### WORK REQUIRED
Without omitting anything, retype the data that follows.

### DATA SHOWN
·····
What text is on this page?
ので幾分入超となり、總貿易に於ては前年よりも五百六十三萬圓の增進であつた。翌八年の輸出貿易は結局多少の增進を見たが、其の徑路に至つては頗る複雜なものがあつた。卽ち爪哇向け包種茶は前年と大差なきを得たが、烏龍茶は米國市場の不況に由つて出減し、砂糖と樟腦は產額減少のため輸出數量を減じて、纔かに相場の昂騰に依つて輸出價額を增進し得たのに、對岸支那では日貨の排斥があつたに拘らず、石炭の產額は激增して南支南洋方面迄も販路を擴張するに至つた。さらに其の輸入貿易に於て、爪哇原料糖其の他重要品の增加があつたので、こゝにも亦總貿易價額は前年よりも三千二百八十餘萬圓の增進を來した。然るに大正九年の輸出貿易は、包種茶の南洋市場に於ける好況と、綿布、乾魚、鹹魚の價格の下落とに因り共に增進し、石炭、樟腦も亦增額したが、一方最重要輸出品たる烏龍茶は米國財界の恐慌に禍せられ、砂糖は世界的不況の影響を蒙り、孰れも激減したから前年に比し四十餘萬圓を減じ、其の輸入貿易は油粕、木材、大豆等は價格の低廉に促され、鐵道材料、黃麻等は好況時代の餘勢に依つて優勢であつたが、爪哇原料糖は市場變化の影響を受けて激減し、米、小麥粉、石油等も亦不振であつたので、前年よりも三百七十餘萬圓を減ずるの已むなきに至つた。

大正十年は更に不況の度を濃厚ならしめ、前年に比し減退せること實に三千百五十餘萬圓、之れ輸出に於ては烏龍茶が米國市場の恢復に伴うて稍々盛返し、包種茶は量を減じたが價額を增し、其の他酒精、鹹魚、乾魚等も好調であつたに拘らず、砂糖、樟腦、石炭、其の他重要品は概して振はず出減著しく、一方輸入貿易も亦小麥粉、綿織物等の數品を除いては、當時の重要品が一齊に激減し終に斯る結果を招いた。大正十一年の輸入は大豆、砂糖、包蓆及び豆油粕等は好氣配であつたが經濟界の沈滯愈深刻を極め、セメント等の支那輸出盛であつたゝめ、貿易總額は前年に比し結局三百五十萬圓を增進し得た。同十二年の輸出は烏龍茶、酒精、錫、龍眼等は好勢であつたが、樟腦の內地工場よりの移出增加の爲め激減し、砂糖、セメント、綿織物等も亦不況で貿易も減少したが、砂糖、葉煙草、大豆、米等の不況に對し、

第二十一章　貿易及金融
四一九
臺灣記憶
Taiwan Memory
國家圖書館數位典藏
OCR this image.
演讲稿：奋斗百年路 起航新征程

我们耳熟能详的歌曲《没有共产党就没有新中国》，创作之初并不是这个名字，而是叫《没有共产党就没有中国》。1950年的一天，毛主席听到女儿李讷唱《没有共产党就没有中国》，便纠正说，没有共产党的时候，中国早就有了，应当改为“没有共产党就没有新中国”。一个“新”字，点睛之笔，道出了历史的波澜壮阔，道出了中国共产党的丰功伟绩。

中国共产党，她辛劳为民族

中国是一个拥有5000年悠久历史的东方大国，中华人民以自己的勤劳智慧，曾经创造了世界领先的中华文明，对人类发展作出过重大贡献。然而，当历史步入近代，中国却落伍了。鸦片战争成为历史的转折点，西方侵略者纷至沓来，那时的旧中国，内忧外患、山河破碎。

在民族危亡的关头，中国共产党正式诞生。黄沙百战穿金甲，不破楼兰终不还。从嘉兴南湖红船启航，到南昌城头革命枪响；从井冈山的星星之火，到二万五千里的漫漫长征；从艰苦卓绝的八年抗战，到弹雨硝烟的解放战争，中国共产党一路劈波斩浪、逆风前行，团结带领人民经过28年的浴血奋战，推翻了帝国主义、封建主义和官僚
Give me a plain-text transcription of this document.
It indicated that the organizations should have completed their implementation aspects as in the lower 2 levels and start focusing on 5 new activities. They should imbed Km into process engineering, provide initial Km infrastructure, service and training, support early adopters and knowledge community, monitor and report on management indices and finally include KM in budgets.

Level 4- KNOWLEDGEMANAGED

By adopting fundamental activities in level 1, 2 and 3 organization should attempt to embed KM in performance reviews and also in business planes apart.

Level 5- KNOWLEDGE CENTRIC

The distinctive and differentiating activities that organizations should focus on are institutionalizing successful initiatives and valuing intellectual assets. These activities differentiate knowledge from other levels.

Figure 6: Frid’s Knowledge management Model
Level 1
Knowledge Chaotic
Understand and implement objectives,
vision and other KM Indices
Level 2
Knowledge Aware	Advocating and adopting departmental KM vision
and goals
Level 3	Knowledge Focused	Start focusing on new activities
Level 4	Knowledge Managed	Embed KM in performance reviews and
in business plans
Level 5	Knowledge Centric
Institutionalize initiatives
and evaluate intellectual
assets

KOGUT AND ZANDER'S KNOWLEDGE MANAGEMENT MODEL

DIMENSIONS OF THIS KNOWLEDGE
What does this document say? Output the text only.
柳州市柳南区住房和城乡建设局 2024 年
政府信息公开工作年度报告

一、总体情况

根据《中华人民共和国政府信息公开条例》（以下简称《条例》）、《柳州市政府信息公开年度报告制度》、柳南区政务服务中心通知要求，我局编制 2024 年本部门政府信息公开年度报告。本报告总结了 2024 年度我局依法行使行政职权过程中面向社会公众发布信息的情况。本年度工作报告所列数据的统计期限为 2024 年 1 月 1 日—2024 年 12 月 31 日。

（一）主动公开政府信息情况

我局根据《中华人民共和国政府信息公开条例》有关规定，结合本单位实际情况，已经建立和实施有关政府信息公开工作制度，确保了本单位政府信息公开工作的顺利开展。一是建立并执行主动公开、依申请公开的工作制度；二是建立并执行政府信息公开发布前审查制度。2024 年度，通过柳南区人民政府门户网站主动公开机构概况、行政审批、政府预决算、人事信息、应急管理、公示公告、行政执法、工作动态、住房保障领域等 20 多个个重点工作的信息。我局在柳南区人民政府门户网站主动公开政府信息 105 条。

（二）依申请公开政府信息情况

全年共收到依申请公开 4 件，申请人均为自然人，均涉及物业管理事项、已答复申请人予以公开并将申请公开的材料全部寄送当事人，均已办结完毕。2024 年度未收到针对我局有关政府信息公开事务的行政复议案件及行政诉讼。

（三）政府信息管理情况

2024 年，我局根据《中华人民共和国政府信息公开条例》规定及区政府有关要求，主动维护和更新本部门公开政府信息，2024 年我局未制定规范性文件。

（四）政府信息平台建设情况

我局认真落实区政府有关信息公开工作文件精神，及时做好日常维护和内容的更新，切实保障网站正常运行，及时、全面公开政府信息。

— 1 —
·····
### COMPLETE RESPONSE
What text is on this page?
ので幾分入超となり、總貿易に於ては前年よりも五百六十三萬圓の增進であつた。翌八年の輸出貿易は結局多少の增進を見たが、其の徑路に至つては頗る複雜なものがあつた。卽ち爪哇向け包種茶は前年と大差なきを得たが、烏龍茶は米國市場の不況に由つて出減し、砂糖と樟腦は產額減少のため輸出數量を減じて、纔かに相場の昂騰に依つて輸出價額を增進し得たのに、對岸支那では日貨の排斥があつたに拘らず、石炭の產額は激增して南支南洋方面迄も販路を擴張するに至つた。さらに其の輸入貿易に於て、爪哇原料糖其の他重要品の增加があつたので、こゝにも亦總貿易價額は前年よりも三千二百八十餘萬圓の增進を來した。然るに大正九年の輸出貿易は、包種茶の南洋市場に於ける好況と、綿布、乾魚、鹹魚の價格の下落とに因り共に增進し、石炭、樟腦も亦增額したが、一方最重要輸出品たる烏龍茶は米國財界の恐慌に禍せられ、砂糖は世界的不況の影響を蒙り、孰れも激減したから前年に比し四十餘萬圓を減じ、其の輸入貿易は油粕、木材、大豆等は價格の低廉に促され、鐵道材料、黃麻等は好況時代の餘勢に依つて優勢であつたが、爪哇原料糖は市場變化の影響を受けて激減し、米、小麥粉、石油等も亦不振であつたので、前年よりも三百七十餘萬圓を減ずるの已むなきに至つた。

大正十年は更に不況の度を濃厚ならしめ、前年に比し減退せること實に三千百五十餘萬圓、之れ輸出に於ては烏龍茶が米國市場の恢復に伴うて稍々盛返し、包種茶は量を減じたが價額を增し、其の他酒精、鹹魚、乾魚等も好調であつたに拘らず、砂糖、樟腦、石炭、其の他重要品は概して振はず出減著しく、一方輸入貿易も亦小麥粉、綿織物等の數品を除いては、當時の重要品が一齊に激減し終に斯る結果を招いた。大正十一年の輸入は大豆、砂糖、包蓆及び豆油粕等は好氣配であつたが經濟界の沈滯愈深刻を極め、セメント等の支那輸出盛であつたゝめ、貿易總額は前年に比し結局三百五十萬圓を增進し得た。同十二年の輸出は烏龍茶、酒精、錫、龍眼等は好勢であつたが、樟腦の內地工場よりの移出增加の爲め激減し、砂糖、セメント、綿織物等も亦不況で貿易も減少したが、砂糖、葉煙草、大豆、米等の不況に對し、

第二十一章　貿易及金融
四一九
臺灣記憶
Taiwan Memory
國家圖書館數位典藏
OCR this image.
演讲稿：奋斗百年路 起航新征程

我们耳熟能详的歌曲《没有共产党就没有新中国》，创作之初并不是这个名字，而是叫《没有共产党就没有中国》。1950年的一天，毛主席听到女儿李讷唱《没有共产党就没有中国》，便纠正说，没有共产党的时候，中国早就有了，应当改为“没有共产党就没有新中国”。一个“新”字，点睛之笔，道出了历史的波澜壮阔，道出了中国共产党的丰功伟绩。

中国共产党，她辛劳为民族

中国是一个拥有5000年悠久历史的东方大国，中华人民以自己的勤劳智慧，曾经创造了世界领先的中华文明，对人类发展作出过重大贡献。然而，当历史步入近代，中国却落伍了。鸦片战争成为历史的转折点，西方侵略者纷至沓来，那时的旧中国，内忧外患、山河破碎。

在民族危亡的关头，中国共产党正式诞生。黄沙百战穿金甲，不破楼兰终不还。从嘉兴南湖红船启航，到南昌城头革命枪响；从井冈山的星星之火，到二万五千里的漫漫长征；从艰苦卓绝的八年抗战，到弹雨硝烟的解放战争，中国共产党一路劈波斩浪、逆风前行，团结带领人民经过28年的浴血奋战，推翻了帝国主义、封建主义和官僚
Give me a plain-text transcription of this document.
It indicated that the organizations should have completed their implementation aspects as in the lower 2 levels and start focusing on 5 new activities. They should imbed Km into process engineering, provide initial Km infrastructure, service and training, support early adopters and knowledge community, monitor and report on management indices and finally include KM in budgets.

Level 4- KNOWLEDGEMANAGED

By adopting fundamental activities in level 1, 2 and 3 organization should attempt to embed KM in performance reviews and also in business planes apart.

Level 5- KNOWLEDGE CENTRIC

The distinctive and differentiating activities that organizations should focus on are institutionalizing successful initiatives and valuing intellectual assets. These activities differentiate knowledge from other levels.

Figure 6: Frid’s Knowledge management Model
Level 1
Knowledge Chaotic
Understand and implement objectives,
vision and other KM Indices
Level 2
Knowledge Aware	Advocating and adopting departmental KM vision
and goals
Level 3	Knowledge Focused	Start focusing on new activities
Level 4	Knowledge Managed	Embed KM in performance reviews and
in business plans
Level 5	Knowledge Centric
Institutionalize initiatives
and evaluate intellectual
assets

KOGUT AND ZANDER'S KNOWLEDGE MANAGEMENT MODEL

DIMENSIONS OF THIS KNOWLEDGE
What does this document say? Output the text only.
柳州市柳南区住房和城乡建设局 2024 年
政府信息公开工作年度报告

一、总体情况

根据《中华人民共和国政府信息公开条例》（以下简称《条例》）、《柳州市政府信息公开年度报告制度》、柳南区政务服务中心通知要求，我局编制 2024 年本部门政府信息公开年度报告。本报告总结了 2024 年度我局依法行使行政职权过程中面向社会公众发布信息的情况。本年度工作报告所列数据的统计期限为 2024 年 1 月 1 日—2024 年 12 月 31 日。

（一）主动公开政府信息情况

我局根据《中华人民共和国政府信息公开条例》有关规定，结合本单位实际情况，已经建立和实施有关政府信息公开工作制度，确保了本单位政府信息公开工作的顺利开展。一是建立并执行主动公开、依申请公开的工作制度；二是建立并执行政府信息公开发布前审查制度。2024 年度，通过柳南区人民政府门户网站主动公开机构概况、行政审批、政府预决算、人事信息、应急管理、公示公告、行政执法、工作动态、住房保障领域等 20 多个个重点工作的信息。我局在柳南区人民政府门户网站主动公开政府信息 105 条。

（二）依申请公开政府信息情况

全年共收到依申请公开 4 件，申请人均为自然人，均涉及物业管理事项、已答复申请人予以公开并将申请公开的材料全部寄送当事人，均已办结完毕。2024 年度未收到针对我局有关政府信息公开事务的行政复议案件及行政诉讼。

（三）政府信息管理情况

2024 年，我局根据《中华人民共和国政府信息公开条例》规定及区政府有关要求，主动维护和更新本部门公开政府信息，2024 年我局未制定规范性文件。

（四）政府信息平台建设情况

我局认真落实区政府有关信息公开工作文件精神，及时做好日常维护和内容的更新，切实保障网站正常运行，及时、全面公开政府信息。

— 1 —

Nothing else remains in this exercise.